*Extracted data entries*.
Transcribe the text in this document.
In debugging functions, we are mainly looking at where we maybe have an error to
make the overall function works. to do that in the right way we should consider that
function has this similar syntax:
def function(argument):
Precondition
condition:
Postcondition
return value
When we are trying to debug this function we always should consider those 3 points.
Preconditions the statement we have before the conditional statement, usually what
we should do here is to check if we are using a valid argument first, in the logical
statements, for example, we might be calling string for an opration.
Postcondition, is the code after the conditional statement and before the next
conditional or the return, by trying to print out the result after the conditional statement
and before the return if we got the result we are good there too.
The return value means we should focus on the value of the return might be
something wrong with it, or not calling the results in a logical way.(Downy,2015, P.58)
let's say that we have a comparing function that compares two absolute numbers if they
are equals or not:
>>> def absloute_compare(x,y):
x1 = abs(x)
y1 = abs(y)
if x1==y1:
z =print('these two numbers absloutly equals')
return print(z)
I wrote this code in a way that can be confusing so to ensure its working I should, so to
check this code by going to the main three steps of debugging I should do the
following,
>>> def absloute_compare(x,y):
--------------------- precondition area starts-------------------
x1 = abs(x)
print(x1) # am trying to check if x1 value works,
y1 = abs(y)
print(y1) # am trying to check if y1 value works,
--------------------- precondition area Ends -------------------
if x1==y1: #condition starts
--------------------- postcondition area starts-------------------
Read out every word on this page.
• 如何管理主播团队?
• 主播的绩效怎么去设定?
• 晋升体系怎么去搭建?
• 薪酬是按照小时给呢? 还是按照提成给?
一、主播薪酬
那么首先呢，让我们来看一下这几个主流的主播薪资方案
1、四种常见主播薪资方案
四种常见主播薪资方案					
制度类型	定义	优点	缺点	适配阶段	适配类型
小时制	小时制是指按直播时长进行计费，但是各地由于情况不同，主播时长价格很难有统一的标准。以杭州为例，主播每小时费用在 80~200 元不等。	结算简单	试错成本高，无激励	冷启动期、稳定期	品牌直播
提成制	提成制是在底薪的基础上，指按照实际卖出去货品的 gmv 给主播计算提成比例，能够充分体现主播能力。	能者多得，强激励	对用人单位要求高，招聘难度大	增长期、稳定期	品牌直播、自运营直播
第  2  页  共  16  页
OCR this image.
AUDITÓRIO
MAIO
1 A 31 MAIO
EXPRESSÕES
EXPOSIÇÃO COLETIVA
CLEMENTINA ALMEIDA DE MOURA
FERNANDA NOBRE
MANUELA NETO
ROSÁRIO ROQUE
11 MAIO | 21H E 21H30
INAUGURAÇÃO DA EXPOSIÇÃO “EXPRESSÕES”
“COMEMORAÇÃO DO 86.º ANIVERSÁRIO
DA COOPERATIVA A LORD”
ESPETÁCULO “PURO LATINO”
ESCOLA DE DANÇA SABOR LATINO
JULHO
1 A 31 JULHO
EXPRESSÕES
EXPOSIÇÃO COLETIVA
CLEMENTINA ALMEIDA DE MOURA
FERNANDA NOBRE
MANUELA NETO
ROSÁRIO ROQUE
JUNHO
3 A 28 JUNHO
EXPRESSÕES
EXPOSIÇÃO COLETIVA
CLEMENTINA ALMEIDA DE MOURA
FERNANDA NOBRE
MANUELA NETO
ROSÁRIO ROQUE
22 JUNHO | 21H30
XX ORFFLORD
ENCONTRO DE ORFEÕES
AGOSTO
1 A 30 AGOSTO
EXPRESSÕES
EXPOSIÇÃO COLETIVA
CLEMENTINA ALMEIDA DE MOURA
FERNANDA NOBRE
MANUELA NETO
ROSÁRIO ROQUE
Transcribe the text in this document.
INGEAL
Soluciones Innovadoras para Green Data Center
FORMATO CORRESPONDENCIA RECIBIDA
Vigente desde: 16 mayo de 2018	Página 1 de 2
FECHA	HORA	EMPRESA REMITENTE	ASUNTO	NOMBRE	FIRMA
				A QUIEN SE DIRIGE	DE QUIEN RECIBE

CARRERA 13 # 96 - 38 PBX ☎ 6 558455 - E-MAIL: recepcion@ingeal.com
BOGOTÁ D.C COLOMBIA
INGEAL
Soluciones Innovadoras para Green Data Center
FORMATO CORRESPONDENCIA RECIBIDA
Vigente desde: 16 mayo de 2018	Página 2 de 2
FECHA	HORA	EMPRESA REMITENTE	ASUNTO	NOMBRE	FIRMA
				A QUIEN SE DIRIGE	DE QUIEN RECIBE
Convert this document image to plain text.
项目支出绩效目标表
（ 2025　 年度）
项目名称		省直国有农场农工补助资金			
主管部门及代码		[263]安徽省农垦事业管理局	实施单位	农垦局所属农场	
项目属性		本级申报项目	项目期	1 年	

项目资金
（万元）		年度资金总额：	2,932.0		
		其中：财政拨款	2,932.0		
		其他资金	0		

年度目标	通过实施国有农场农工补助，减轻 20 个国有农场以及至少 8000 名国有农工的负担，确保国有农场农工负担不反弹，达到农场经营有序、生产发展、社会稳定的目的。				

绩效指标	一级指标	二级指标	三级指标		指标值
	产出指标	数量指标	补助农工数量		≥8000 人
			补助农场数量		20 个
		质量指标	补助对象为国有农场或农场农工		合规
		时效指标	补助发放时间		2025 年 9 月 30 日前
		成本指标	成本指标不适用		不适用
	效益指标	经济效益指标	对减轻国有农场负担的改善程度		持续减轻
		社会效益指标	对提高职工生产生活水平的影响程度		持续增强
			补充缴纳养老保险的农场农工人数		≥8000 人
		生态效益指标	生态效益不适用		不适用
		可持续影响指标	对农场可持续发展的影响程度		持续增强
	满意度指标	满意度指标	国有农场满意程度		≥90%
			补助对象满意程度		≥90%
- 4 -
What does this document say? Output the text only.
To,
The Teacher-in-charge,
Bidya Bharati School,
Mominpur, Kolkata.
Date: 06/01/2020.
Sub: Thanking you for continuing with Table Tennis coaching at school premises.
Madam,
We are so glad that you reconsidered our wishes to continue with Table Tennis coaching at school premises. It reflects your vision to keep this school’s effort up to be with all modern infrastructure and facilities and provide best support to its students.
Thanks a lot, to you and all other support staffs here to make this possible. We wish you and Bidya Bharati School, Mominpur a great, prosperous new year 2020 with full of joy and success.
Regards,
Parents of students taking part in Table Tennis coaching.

*Brief*.
Copy out the material word for word and line for line.

*Correct response*.
Transcribe the text in this document.
In debugging functions, we are mainly looking at where we maybe have an error to
make the overall function works. to do that in the right way we should consider that
function has this similar syntax:
def function(argument):
Precondition
condition:
Postcondition
return value
When we are trying to debug this function we always should consider those 3 points.
Preconditions the statement we have before the conditional statement, usually what
we should do here is to check if we are using a valid argument first, in the logical
statements, for example, we might be calling string for an opration.
Postcondition, is the code after the conditional statement and before the next
conditional or the return, by trying to print out the result after the conditional statement
and before the return if we got the result we are good there too.
The return value means we should focus on the value of the return might be
something wrong with it, or not calling the results in a logical way.(Downy,2015, P.58)
let's say that we have a comparing function that compares two absolute numbers if they
are equals or not:
>>> def absloute_compare(x,y):
x1 = abs(x)
y1 = abs(y)
if x1==y1:
z =print('these two numbers absloutly equals')
return print(z)
I wrote this code in a way that can be confusing so to ensure its working I should, so to
check this code by going to the main three steps of debugging I should do the
following,
>>> def absloute_compare(x,y):
--------------------- precondition area starts-------------------
x1 = abs(x)
print(x1) # am trying to check if x1 value works,
y1 = abs(y)
print(y1) # am trying to check if y1 value works,
--------------------- precondition area Ends -------------------
if x1==y1: #condition starts
--------------------- postcondition area starts-------------------
Read out every word on this page.
• 如何管理主播团队?
• 主播的绩效怎么去设定?
• 晋升体系怎么去搭建?
• 薪酬是按照小时给呢? 还是按照提成给?
一、主播薪酬
那么首先呢，让我们来看一下这几个主流的主播薪资方案
1、四种常见主播薪资方案
四种常见主播薪资方案					
制度类型	定义	优点	缺点	适配阶段	适配类型
小时制	小时制是指按直播时长进行计费，但是各地由于情况不同，主播时长价格很难有统一的标准。以杭州为例，主播每小时费用在 80~200 元不等。	结算简单	试错成本高，无激励	冷启动期、稳定期	品牌直播
提成制	提成制是在底薪的基础上，指按照实际卖出去货品的 gmv 给主播计算提成比例，能够充分体现主播能力。	能者多得，强激励	对用人单位要求高，招聘难度大	增长期、稳定期	品牌直播、自运营直播
第  2  页  共  16  页
OCR this image.
AUDITÓRIO
MAIO
1 A 31 MAIO
EXPRESSÕES
EXPOSIÇÃO COLETIVA
CLEMENTINA ALMEIDA DE MOURA
FERNANDA NOBRE
MANUELA NETO
ROSÁRIO ROQUE
11 MAIO | 21H E 21H30
INAUGURAÇÃO DA EXPOSIÇÃO “EXPRESSÕES”
“COMEMORAÇÃO DO 86.º ANIVERSÁRIO
DA COOPERATIVA A LORD”
ESPETÁCULO “PURO LATINO”
ESCOLA DE DANÇA SABOR LATINO
JULHO
1 A 31 JULHO
EXPRESSÕES
EXPOSIÇÃO COLETIVA
CLEMENTINA ALMEIDA DE MOURA
FERNANDA NOBRE
MANUELA NETO
ROSÁRIO ROQUE
JUNHO
3 A 28 JUNHO
EXPRESSÕES
EXPOSIÇÃO COLETIVA
CLEMENTINA ALMEIDA DE MOURA
FERNANDA NOBRE
MANUELA NETO
ROSÁRIO ROQUE
22 JUNHO | 21H30
XX ORFFLORD
ENCONTRO DE ORFEÕES
AGOSTO
1 A 30 AGOSTO
EXPRESSÕES
EXPOSIÇÃO COLETIVA
CLEMENTINA ALMEIDA DE MOURA
FERNANDA NOBRE
MANUELA NETO
ROSÁRIO ROQUE
Transcribe the text in this document.
INGEAL
Soluciones Innovadoras para Green Data Center
FORMATO CORRESPONDENCIA RECIBIDA
Vigente desde: 16 mayo de 2018	Página 1 de 2
FECHA	HORA	EMPRESA REMITENTE	ASUNTO	NOMBRE	FIRMA
				A QUIEN SE DIRIGE	DE QUIEN RECIBE

CARRERA 13 # 96 - 38 PBX ☎ 6 558455 - E-MAIL: recepcion@ingeal.com
BOGOTÁ D.C COLOMBIA
INGEAL
Soluciones Innovadoras para Green Data Center
FORMATO CORRESPONDENCIA RECIBIDA
Vigente desde: 16 mayo de 2018	Página 2 de 2
FECHA	HORA	EMPRESA REMITENTE	ASUNTO	NOMBRE	FIRMA
				A QUIEN SE DIRIGE	DE QUIEN RECIBE
Convert this document image to plain text.
项目支出绩效目标表
（ 2025　 年度）
项目名称		省直国有农场农工补助资金			
主管部门及代码		[263]安徽省农垦事业管理局	实施单位	农垦局所属农场	
项目属性		本级申报项目	项目期	1 年	

项目资金
（万元）		年度资金总额：	2,932.0		
		其中：财政拨款	2,932.0		
		其他资金	0		

年度目标	通过实施国有农场农工补助，减轻 20 个国有农场以及至少 8000 名国有农工的负担，确保国有农场农工负担不反弹，达到农场经营有序、生产发展、社会稳定的目的。				

绩效指标	一级指标	二级指标	三级指标		指标值
	产出指标	数量指标	补助农工数量		≥8000 人
			补助农场数量		20 个
		质量指标	补助对象为国有农场或农场农工		合规
		时效指标	补助发放时间		2025 年 9 月 30 日前
		成本指标	成本指标不适用		不适用
	效益指标	经济效益指标	对减轻国有农场负担的改善程度		持续减轻
		社会效益指标	对提高职工生产生活水平的影响程度		持续增强
			补充缴纳养老保险的农场农工人数		≥8000 人
		生态效益指标	生态效益不适用		不适用
		可持续影响指标	对农场可持续发展的影响程度		持续增强
	满意度指标	满意度指标	国有农场满意程度		≥90%
			补助对象满意程度		≥90%
- 4 -
What does this document say? Output the text only.
To,
The Teacher-in-charge,
Bidya Bharati School,
Mominpur, Kolkata.
Date: 06/01/2020.
Sub: Thanking you for continuing with Table Tennis coaching at school premises.
Madam,
We are so glad that you reconsidered our wishes to continue with Table Tennis coaching at school premises. It reflects your vision to keep this school’s effort up to be with all modern infrastructure and facilities and provide best support to its students.
Thanks a lot, to you and all other support staffs here to make this possible. We wish you and Bidya Bharati School, Mominpur a great, prosperous new year 2020 with full of joy and success.
Regards,
Parents of students taking part in Table Tennis coaching.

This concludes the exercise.